▶ _RECORDED DATA_

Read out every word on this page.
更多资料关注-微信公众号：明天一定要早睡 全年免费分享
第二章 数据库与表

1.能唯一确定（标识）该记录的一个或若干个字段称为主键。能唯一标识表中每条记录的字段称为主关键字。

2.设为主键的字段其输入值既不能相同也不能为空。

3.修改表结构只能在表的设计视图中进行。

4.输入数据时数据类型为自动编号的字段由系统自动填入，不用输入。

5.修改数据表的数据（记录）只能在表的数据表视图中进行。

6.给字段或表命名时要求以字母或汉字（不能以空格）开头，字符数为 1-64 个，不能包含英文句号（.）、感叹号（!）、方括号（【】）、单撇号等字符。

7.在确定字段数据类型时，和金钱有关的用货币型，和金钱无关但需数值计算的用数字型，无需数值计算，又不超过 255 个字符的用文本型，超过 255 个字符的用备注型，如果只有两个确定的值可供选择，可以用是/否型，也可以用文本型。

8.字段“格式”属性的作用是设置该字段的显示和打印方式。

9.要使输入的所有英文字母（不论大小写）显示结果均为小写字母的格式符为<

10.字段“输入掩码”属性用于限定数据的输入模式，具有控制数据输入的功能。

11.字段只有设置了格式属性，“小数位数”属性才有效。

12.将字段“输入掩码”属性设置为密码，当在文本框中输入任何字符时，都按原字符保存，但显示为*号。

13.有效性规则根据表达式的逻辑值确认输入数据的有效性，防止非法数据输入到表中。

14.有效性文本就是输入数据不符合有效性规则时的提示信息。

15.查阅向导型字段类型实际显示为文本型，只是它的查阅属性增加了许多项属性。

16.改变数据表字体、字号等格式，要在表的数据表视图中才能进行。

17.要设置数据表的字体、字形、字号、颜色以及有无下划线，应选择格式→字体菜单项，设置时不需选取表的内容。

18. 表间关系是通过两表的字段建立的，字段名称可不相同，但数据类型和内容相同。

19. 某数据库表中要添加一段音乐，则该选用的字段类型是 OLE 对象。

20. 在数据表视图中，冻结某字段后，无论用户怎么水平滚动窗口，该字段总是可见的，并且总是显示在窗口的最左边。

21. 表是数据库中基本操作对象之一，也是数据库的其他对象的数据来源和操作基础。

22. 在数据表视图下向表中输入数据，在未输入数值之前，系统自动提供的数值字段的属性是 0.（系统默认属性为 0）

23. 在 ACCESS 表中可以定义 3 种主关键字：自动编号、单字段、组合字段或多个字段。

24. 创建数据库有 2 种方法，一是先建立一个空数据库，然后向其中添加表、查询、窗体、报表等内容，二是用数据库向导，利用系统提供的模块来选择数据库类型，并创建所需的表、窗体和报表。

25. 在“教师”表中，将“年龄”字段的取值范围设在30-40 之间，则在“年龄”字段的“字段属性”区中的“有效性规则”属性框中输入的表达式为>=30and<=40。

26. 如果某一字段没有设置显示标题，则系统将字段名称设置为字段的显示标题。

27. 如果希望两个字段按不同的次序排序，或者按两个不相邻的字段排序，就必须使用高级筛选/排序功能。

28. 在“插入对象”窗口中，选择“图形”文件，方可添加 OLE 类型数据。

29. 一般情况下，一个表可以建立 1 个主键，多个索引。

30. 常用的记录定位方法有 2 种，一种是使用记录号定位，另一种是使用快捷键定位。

▶ _SET TASK_
Return the listing above in full, character for character.

▶ _TASK ANSWER_
Read out every word on this page.
更多资料关注-微信公众号：明天一定要早睡 全年免费分享
第二章 数据库与表

1.能唯一确定（标识）该记录的一个或若干个字段称为主键。能唯一标识表中每条记录的字段称为主关键字。

2.设为主键的字段其输入值既不能相同也不能为空。

3.修改表结构只能在表的设计视图中进行。

4.输入数据时数据类型为自动编号的字段由系统自动填入，不用输入。

5.修改数据表的数据（记录）只能在表的数据表视图中进行。

6.给字段或表命名时要求以字母或汉字（不能以空格）开头，字符数为 1-64 个，不能包含英文句号（.）、感叹号（!）、方括号（【】）、单撇号等字符。

7.在确定字段数据类型时，和金钱有关的用货币型，和金钱无关但需数值计算的用数字型，无需数值计算，又不超过 255 个字符的用文本型，超过 255 个字符的用备注型，如果只有两个确定的值可供选择，可以用是/否型，也可以用文本型。

8.字段“格式”属性的作用是设置该字段的显示和打印方式。

9.要使输入的所有英文字母（不论大小写）显示结果均为小写字母的格式符为<

10.字段“输入掩码”属性用于限定数据的输入模式，具有控制数据输入的功能。

11.字段只有设置了格式属性，“小数位数”属性才有效。

12.将字段“输入掩码”属性设置为密码，当在文本框中输入任何字符时，都按原字符保存，但显示为*号。

13.有效性规则根据表达式的逻辑值确认输入数据的有效性，防止非法数据输入到表中。

14.有效性文本就是输入数据不符合有效性规则时的提示信息。

15.查阅向导型字段类型实际显示为文本型，只是它的查阅属性增加了许多项属性。

16.改变数据表字体、字号等格式，要在表的数据表视图中才能进行。

17.要设置数据表的字体、字形、字号、颜色以及有无下划线，应选择格式→字体菜单项，设置时不需选取表的内容。

18. 表间关系是通过两表的字段建立的，字段名称可不相同，但数据类型和内容相同。

19. 某数据库表中要添加一段音乐，则该选用的字段类型是 OLE 对象。

20. 在数据表视图中，冻结某字段后，无论用户怎么水平滚动窗口，该字段总是可见的，并且总是显示在窗口的最左边。

21. 表是数据库中基本操作对象之一，也是数据库的其他对象的数据来源和操作基础。

22. 在数据表视图下向表中输入数据，在未输入数值之前，系统自动提供的数值字段的属性是 0.（系统默认属性为 0）

23. 在 ACCESS 表中可以定义 3 种主关键字：自动编号、单字段、组合字段或多个字段。

24. 创建数据库有 2 种方法，一是先建立一个空数据库，然后向其中添加表、查询、窗体、报表等内容，二是用数据库向导，利用系统提供的模块来选择数据库类型，并创建所需的表、窗体和报表。

25. 在“教师”表中，将“年龄”字段的取值范围设在30-40 之间，则在“年龄”字段的“字段属性”区中的“有效性规则”属性框中输入的表达式为>=30and<=40。

26. 如果某一字段没有设置显示标题，则系统将字段名称设置为字段的显示标题。

27. 如果希望两个字段按不同的次序排序，或者按两个不相邻的字段排序，就必须使用高级筛选/排序功能。

28. 在“插入对象”窗口中，选择“图形”文件，方可添加 OLE 类型数据。

29. 一般情况下，一个表可以建立 1 个主键，多个索引。

30. 常用的记录定位方法有 2 种，一种是使用记录号定位，另一种是使用快捷键定位。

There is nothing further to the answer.